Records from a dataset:
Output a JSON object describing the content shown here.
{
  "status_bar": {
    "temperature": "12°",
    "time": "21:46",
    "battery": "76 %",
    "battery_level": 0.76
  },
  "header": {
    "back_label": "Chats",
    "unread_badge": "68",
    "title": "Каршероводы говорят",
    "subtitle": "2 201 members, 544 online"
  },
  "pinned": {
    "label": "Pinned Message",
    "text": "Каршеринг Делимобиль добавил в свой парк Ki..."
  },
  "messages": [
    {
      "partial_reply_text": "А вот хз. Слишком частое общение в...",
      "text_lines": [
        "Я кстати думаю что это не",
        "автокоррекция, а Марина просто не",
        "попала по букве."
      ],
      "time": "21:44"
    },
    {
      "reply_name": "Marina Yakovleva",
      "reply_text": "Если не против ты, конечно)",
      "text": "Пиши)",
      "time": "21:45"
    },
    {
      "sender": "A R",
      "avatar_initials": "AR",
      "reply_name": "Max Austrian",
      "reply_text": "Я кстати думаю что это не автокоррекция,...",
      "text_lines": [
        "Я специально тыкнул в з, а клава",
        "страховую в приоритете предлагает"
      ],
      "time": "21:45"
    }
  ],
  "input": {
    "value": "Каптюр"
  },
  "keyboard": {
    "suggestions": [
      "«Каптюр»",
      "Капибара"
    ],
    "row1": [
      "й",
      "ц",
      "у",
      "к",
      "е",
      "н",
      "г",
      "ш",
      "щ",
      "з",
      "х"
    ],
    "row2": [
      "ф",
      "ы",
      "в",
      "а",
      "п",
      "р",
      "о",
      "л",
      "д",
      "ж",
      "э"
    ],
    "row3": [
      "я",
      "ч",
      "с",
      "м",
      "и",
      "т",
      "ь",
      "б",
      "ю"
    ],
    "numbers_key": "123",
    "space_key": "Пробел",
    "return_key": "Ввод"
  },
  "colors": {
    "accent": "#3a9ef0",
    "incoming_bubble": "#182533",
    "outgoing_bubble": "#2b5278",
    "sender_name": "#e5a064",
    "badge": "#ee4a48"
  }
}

What is needed:
Extract the full listing above without altering anything.

The result:
Output a JSON object describing the content shown here.
{
  "status_bar": {
    "temperature": "12°",
    "time": "21:46",
    "battery": "76 %",
    "battery_level": 0.76
  },
  "header": {
    "back_label": "Chats",
    "unread_badge": "68",
    "title": "Каршероводы говорят",
    "subtitle": "2 201 members, 544 online"
  },
  "pinned": {
    "label": "Pinned Message",
    "text": "Каршеринг Делимобиль добавил в свой парк Ki..."
  },
  "messages": [
    {
      "partial_reply_text": "А вот хз. Слишком частое общение в...",
      "text_lines": [
        "Я кстати думаю что это не",
        "автокоррекция, а Марина просто не",
        "попала по букве."
      ],
      "time": "21:44"
    },
    {
      "reply_name": "Marina Yakovleva",
      "reply_text": "Если не против ты, конечно)",
      "text": "Пиши)",
      "time": "21:45"
    },
    {
      "sender": "A R",
      "avatar_initials": "AR",
      "reply_name": "Max Austrian",
      "reply_text": "Я кстати думаю что это не автокоррекция,...",
      "text_lines": [
        "Я специально тыкнул в з, а клава",
        "страховую в приоритете предлагает"
      ],
      "time": "21:45"
    }
  ],
  "input": {
    "value": "Каптюр"
  },
  "keyboard": {
    "suggestions": [
      "«Каптюр»",
      "Капибара"
    ],
    "row1": [
      "й",
      "ц",
      "у",
      "к",
      "е",
      "н",
      "г",
      "ш",
      "щ",
      "з",
      "х"
    ],
    "row2": [
      "ф",
      "ы",
      "в",
      "а",
      "п",
      "р",
      "о",
      "л",
      "д",
      "ж",
      "э"
    ],
    "row3": [
      "я",
      "ч",
      "с",
      "м",
      "и",
      "т",
      "ь",
      "б",
      "ю"
    ],
    "numbers_key": "123",
    "space_key": "Пробел",
    "return_key": "Ввод"
  },
  "colors": {
    "accent": "#3a9ef0",
    "incoming_bubble": "#182533",
    "outgoing_bubble": "#2b5278",
    "sender_name": "#e5a064",
    "badge": "#ee4a48"
  }
}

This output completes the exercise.